__Given exercise__. Output all lines exactly.

[Collection entries]
################

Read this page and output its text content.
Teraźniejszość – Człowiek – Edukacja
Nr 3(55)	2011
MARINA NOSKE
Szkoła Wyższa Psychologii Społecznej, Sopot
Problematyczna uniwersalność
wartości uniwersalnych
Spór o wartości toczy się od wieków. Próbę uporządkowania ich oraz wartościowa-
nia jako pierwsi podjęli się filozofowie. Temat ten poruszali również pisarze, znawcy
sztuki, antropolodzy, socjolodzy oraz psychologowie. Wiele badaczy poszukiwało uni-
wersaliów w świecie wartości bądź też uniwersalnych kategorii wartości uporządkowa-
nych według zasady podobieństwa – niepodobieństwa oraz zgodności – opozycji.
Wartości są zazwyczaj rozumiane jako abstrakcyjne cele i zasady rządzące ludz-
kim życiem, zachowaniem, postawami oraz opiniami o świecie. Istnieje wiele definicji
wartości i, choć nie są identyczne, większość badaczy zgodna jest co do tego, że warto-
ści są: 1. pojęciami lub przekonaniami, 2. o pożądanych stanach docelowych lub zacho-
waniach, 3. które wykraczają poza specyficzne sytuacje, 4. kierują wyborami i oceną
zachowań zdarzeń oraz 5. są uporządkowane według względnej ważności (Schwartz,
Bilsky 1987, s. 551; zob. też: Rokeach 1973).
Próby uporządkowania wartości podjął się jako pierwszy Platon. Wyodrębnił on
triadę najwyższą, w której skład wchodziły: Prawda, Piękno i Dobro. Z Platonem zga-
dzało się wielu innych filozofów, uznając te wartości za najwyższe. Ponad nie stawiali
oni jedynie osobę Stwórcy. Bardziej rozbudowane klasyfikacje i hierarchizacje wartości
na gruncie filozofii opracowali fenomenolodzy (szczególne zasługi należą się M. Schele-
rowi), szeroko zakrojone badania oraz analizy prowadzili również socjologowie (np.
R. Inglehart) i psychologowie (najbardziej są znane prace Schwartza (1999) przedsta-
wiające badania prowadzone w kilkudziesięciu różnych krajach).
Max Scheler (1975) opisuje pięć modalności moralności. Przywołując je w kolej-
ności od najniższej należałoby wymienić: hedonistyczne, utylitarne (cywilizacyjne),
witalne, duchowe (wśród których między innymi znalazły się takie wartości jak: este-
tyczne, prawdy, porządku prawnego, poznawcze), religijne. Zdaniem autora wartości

################

__Solution__.
Read this page and output its text content.
Teraźniejszość – Człowiek – Edukacja
Nr 3(55)	2011
MARINA NOSKE
Szkoła Wyższa Psychologii Społecznej, Sopot
Problematyczna uniwersalność
wartości uniwersalnych
Spór o wartości toczy się od wieków. Próbę uporządkowania ich oraz wartościowa-
nia jako pierwsi podjęli się filozofowie. Temat ten poruszali również pisarze, znawcy
sztuki, antropolodzy, socjolodzy oraz psychologowie. Wiele badaczy poszukiwało uni-
wersaliów w świecie wartości bądź też uniwersalnych kategorii wartości uporządkowa-
nych według zasady podobieństwa – niepodobieństwa oraz zgodności – opozycji.
Wartości są zazwyczaj rozumiane jako abstrakcyjne cele i zasady rządzące ludz-
kim życiem, zachowaniem, postawami oraz opiniami o świecie. Istnieje wiele definicji
wartości i, choć nie są identyczne, większość badaczy zgodna jest co do tego, że warto-
ści są: 1. pojęciami lub przekonaniami, 2. o pożądanych stanach docelowych lub zacho-
waniach, 3. które wykraczają poza specyficzne sytuacje, 4. kierują wyborami i oceną
zachowań zdarzeń oraz 5. są uporządkowane według względnej ważności (Schwartz,
Bilsky 1987, s. 551; zob. też: Rokeach 1973).
Próby uporządkowania wartości podjął się jako pierwszy Platon. Wyodrębnił on
triadę najwyższą, w której skład wchodziły: Prawda, Piękno i Dobro. Z Platonem zga-
dzało się wielu innych filozofów, uznając te wartości za najwyższe. Ponad nie stawiali
oni jedynie osobę Stwórcy. Bardziej rozbudowane klasyfikacje i hierarchizacje wartości
na gruncie filozofii opracowali fenomenolodzy (szczególne zasługi należą się M. Schele-
rowi), szeroko zakrojone badania oraz analizy prowadzili również socjologowie (np.
R. Inglehart) i psychologowie (najbardziej są znane prace Schwartza (1999) przedsta-
wiające badania prowadzone w kilkudziesięciu różnych krajach).
Max Scheler (1975) opisuje pięć modalności moralności. Przywołując je w kolej-
ności od najniższej należałoby wymienić: hedonistyczne, utylitarne (cywilizacyjne),
witalne, duchowe (wśród których między innymi znalazły się takie wartości jak: este-
tyczne, prawdy, porządku prawnego, poznawcze), religijne. Zdaniem autora wartości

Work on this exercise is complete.